▶ [WHAT NEEDS TO BE DONE]:
Search the data below for "become"; list each line that holds it.

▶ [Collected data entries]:
<<<<
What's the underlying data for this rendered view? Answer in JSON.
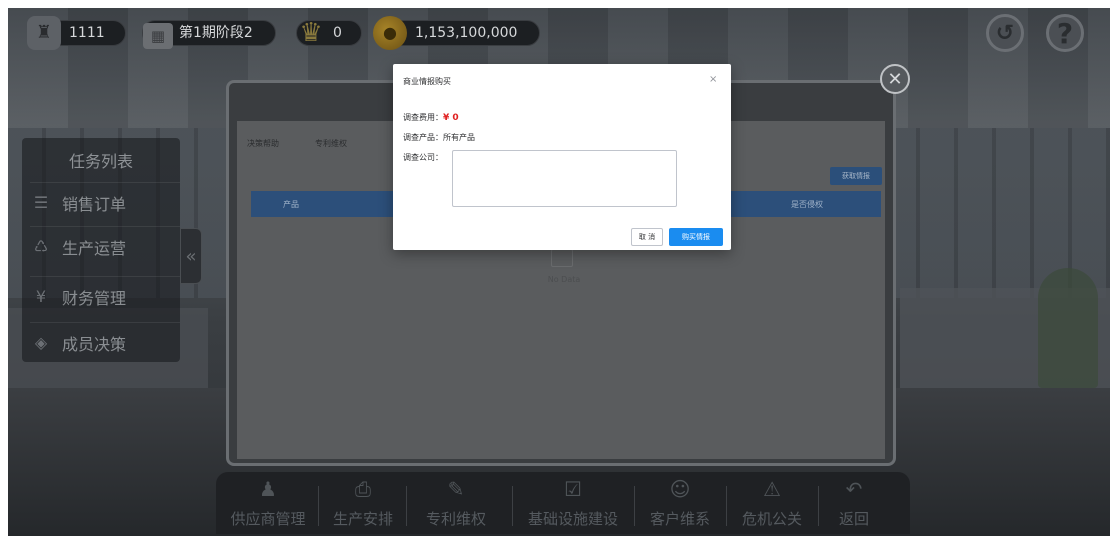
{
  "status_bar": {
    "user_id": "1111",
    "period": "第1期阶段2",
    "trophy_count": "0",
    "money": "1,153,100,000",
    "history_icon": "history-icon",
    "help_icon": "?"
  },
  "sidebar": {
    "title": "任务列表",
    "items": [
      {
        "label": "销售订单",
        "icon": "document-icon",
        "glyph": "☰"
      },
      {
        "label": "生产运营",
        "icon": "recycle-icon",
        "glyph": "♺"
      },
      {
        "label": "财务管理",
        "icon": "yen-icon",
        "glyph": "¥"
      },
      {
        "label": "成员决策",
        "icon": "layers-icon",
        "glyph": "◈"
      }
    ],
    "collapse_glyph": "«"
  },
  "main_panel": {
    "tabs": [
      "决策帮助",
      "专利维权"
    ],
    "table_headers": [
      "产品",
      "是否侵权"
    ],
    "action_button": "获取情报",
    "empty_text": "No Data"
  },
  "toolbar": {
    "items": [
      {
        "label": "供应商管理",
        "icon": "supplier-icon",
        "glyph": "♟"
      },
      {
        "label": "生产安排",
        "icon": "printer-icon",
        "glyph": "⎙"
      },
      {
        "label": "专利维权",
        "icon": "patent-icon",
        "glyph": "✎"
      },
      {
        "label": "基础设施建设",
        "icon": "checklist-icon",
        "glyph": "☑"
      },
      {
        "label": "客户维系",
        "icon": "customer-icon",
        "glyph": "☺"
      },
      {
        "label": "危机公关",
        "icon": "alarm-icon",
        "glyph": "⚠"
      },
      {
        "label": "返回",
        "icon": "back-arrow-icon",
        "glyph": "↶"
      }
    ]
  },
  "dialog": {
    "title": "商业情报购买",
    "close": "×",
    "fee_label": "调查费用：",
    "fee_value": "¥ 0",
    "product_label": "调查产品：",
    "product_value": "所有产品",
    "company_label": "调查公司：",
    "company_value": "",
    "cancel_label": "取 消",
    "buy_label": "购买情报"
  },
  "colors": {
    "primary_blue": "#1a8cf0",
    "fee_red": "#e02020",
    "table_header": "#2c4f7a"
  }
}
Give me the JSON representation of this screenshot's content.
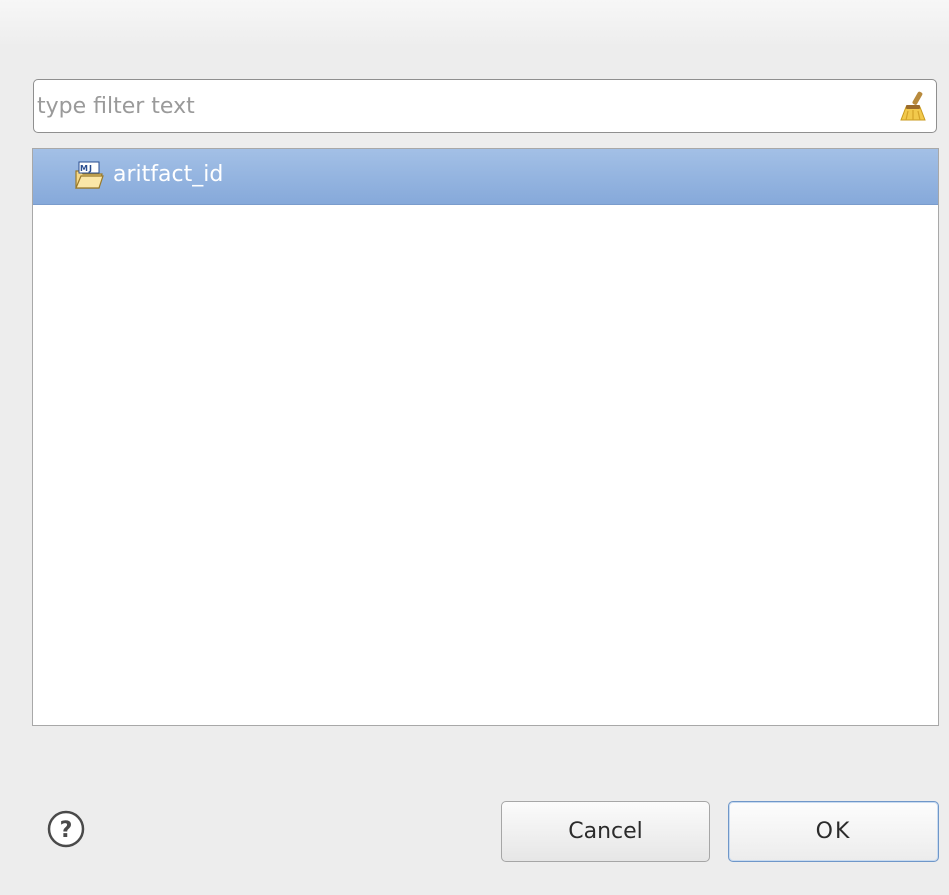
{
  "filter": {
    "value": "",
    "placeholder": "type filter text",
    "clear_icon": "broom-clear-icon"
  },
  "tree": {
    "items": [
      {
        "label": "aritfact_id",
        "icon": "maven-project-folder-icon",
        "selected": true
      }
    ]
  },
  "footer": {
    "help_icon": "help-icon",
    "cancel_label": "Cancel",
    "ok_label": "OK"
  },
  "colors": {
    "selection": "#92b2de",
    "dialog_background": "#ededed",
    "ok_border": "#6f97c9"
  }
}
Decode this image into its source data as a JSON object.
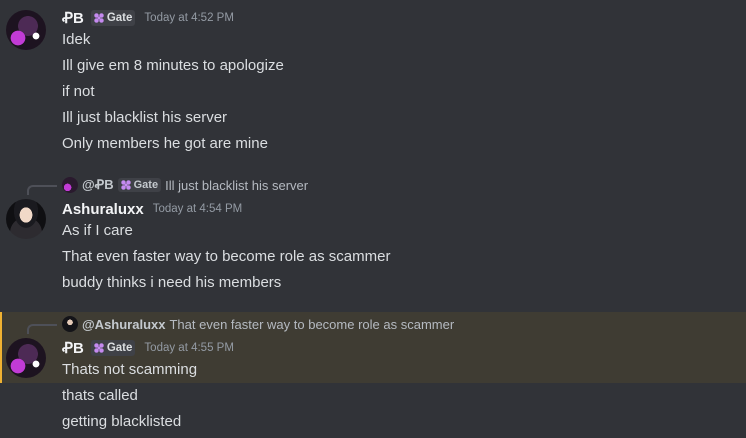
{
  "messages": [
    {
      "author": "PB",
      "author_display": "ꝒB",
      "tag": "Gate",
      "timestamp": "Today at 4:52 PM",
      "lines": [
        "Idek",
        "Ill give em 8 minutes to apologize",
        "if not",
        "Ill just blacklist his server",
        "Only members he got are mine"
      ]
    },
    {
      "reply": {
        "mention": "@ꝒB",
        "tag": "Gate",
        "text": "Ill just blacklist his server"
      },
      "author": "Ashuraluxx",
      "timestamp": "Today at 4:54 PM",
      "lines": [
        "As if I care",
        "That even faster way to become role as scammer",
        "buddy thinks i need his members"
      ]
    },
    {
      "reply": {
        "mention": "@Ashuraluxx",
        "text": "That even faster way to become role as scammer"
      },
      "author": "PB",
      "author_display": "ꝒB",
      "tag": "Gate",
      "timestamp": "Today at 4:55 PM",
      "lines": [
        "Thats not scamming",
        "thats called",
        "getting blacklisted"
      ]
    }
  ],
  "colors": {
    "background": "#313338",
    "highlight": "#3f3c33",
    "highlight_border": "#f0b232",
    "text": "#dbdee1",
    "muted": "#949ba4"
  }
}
>>>>
▶ [ANSWER TO THIS TASK]:
        "That even faster way to become role as scammer",
        "text": "That even faster way to become role as scammer"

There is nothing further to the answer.